Information shown
┌──

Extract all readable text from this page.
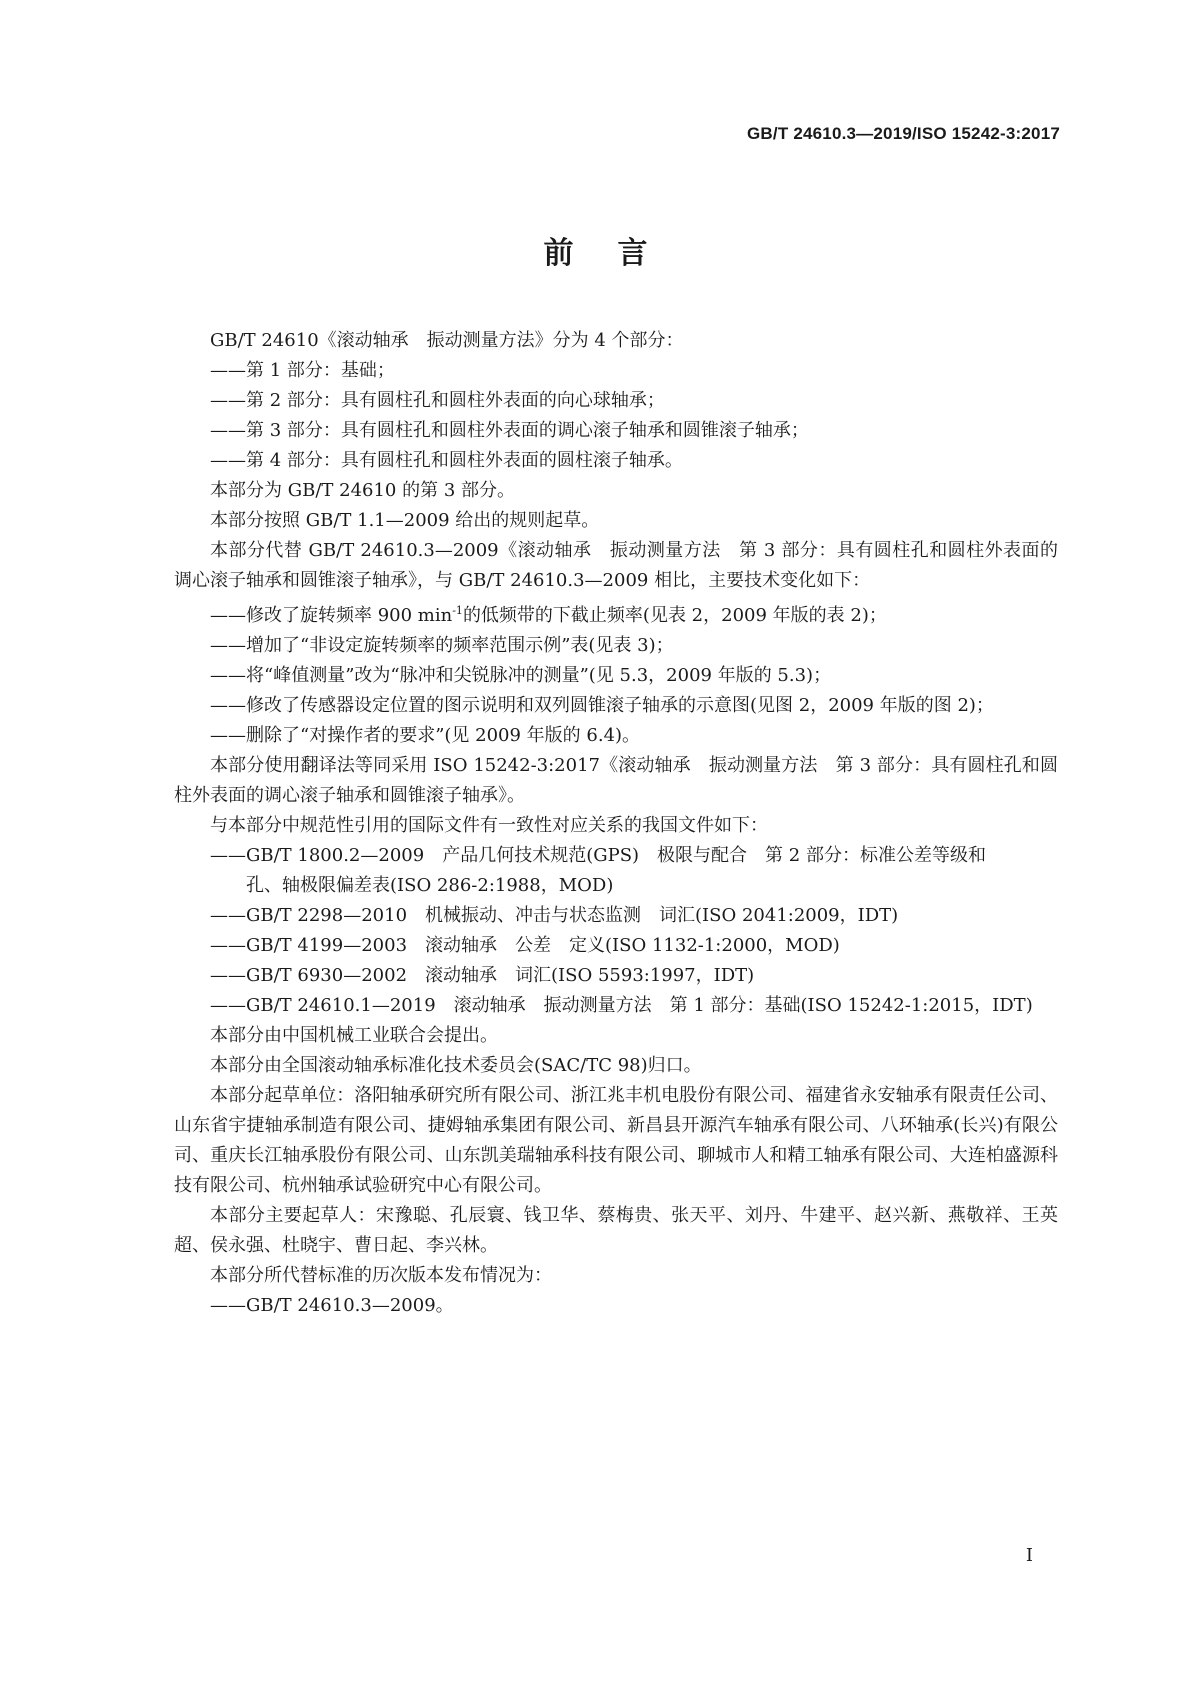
GB/T 24610.3—2019/ISO 15242-3:2017
前言

GB/T 24610《滚动轴承　振动测量方法》分为 4 个部分：

——第 1 部分：基础；

——第 2 部分：具有圆柱孔和圆柱外表面的向心球轴承；

——第 3 部分：具有圆柱孔和圆柱外表面的调心滚子轴承和圆锥滚子轴承；

——第 4 部分：具有圆柱孔和圆柱外表面的圆柱滚子轴承。

本部分为 GB/T 24610 的第 3 部分。

本部分按照 GB/T 1.1—2009 给出的规则起草。

本部分代替 GB/T 24610.3—2009《滚动轴承　振动测量方法　第 3 部分：具有圆柱孔和圆柱外表面的调心滚子轴承和圆锥滚子轴承》，与 GB/T 24610.3—2009 相比，主要技术变化如下：

——修改了旋转频率 900 $\min^{-1}$的低频带的下截止频率(见表 2，2009 年版的表 2)；

——增加了“非设定旋转频率的频率范围示例”表(见表 3)；

——将“峰值测量”改为“脉冲和尖锐脉冲的测量”(见 5.3，2009 年版的 5.3)；

——修改了传感器设定位置的图示说明和双列圆锥滚子轴承的示意图(见图 2，2009 年版的图 2)；

——删除了“对操作者的要求”(见 2009 年版的 6.4)。

本部分使用翻译法等同采用 ISO 15242-3:2017《滚动轴承　振动测量方法　第 3 部分：具有圆柱孔和圆柱外表面的调心滚子轴承和圆锥滚子轴承》。

与本部分中规范性引用的国际文件有一致性对应关系的我国文件如下：

——GB/T 1800.2—2009　产品几何技术规范(GPS)　极限与配合　第 2 部分：标准公差等级和
孔、轴极限偏差表(ISO 286-2:1988，MOD)

——GB/T 2298—2010　机械振动、冲击与状态监测　词汇(ISO 2041:2009，IDT)

——GB/T 4199—2003　滚动轴承　公差　定义(ISO 1132-1:2000，MOD)

——GB/T 6930—2002　滚动轴承　词汇(ISO 5593:1997，IDT)

——GB/T 24610.1—2019　滚动轴承　振动测量方法　第 1 部分：基础(ISO 15242-1:2015，IDT)

本部分由中国机械工业联合会提出。

本部分由全国滚动轴承标准化技术委员会(SAC/TC 98)归口。

本部分起草单位：洛阳轴承研究所有限公司、浙江兆丰机电股份有限公司、福建省永安轴承有限责任公司、山东省宇捷轴承制造有限公司、捷姆轴承集团有限公司、新昌县开源汽车轴承有限公司、八环轴承(长兴)有限公司、重庆长江轴承股份有限公司、山东凯美瑞轴承科技有限公司、聊城市人和精工轴承有限公司、大连柏盛源科技有限公司、杭州轴承试验研究中心有限公司。

本部分主要起草人：宋豫聪、孔辰寰、钱卫华、蔡梅贵、张天平、刘丹、牛建平、赵兴新、燕敬祥、王英超、侯永强、杜晓宇、曹日起、李兴林。

本部分所代替标准的历次版本发布情况为：

——GB/T 24610.3—2009。

I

└──

Stated exercise
Look through the entries above for the word "振动测量方法". Copy every line where it shows up.

Worked answer
GB/T 24610《滚动轴承　振动测量方法》分为 4 个部分：
本部分代替 GB/T 24610.3—2009《滚动轴承　振动测量方法　第 3 部分：具有圆柱孔和圆柱外表面的调心滚子轴承和圆锥滚子轴承》，与 GB/T 24610.3—2009 相比，主要技术变化如下：
本部分使用翻译法等同采用 ISO 15242-3:2017《滚动轴承　振动测量方法　第 3 部分：具有圆柱孔和圆柱外表面的调心滚子轴承和圆锥滚子轴承》。
——GB/T 24610.1—2019　滚动轴承　振动测量方法　第 1 部分：基础(ISO 15242-1:2015，IDT)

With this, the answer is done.